What the task asks – Do not carry the pictures over; copy every other part of the entries exactly.

Input for this task –

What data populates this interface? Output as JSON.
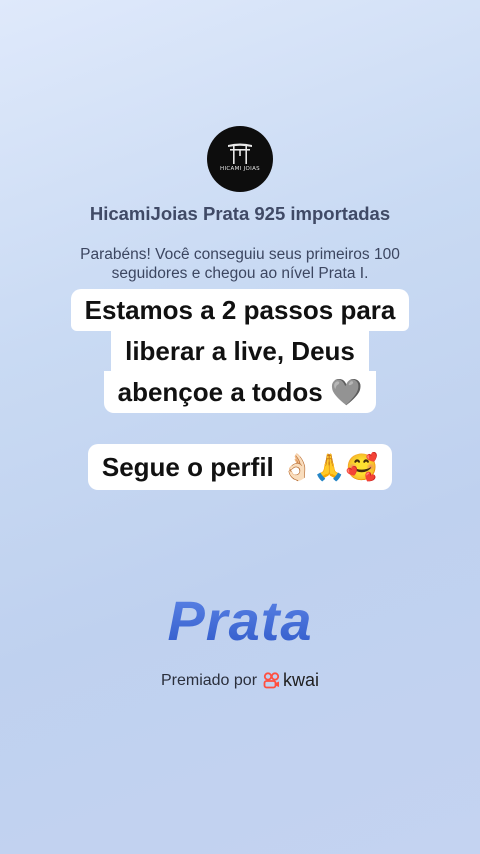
{
  "logo": {
    "text": "HICAMI JOIAS"
  },
  "store_name": "HicamiJoias Prata 925 importadas",
  "congrats": {
    "line1": "Parabéns! Você conseguiu seus primeiros 100",
    "line2": "seguidores e chegou ao nível Prata I."
  },
  "caption": {
    "line1": "Estamos a 2 passos para",
    "line2": "liberar a live, Deus",
    "line3": "abençoe a todos 🩶",
    "line4": "Segue o perfil 👌🏻🙏🥰"
  },
  "tier": "Prata",
  "awarded": {
    "label": "Premiado por",
    "brand": "kwai"
  },
  "colors": {
    "tier_accent": "#3a63d3",
    "kwai_brand": "#ff4f3f"
  }
}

Correct output –
What data populates this interface? Output as JSON.
{
  "logo": {
    "text": "HICAMI JOIAS"
  },
  "store_name": "HicamiJoias Prata 925 importadas",
  "congrats": {
    "line1": "Parabéns! Você conseguiu seus primeiros 100",
    "line2": "seguidores e chegou ao nível Prata I."
  },
  "caption": {
    "line1": "Estamos a 2 passos para",
    "line2": "liberar a live, Deus",
    "line3": "abençoe a todos 🩶",
    "line4": "Segue o perfil 👌🏻🙏🥰"
  },
  "tier": "Prata",
  "awarded": {
    "label": "Premiado por",
    "brand": "kwai"
  },
  "colors": {
    "tier_accent": "#3a63d3",
    "kwai_brand": "#ff4f3f"
  }
}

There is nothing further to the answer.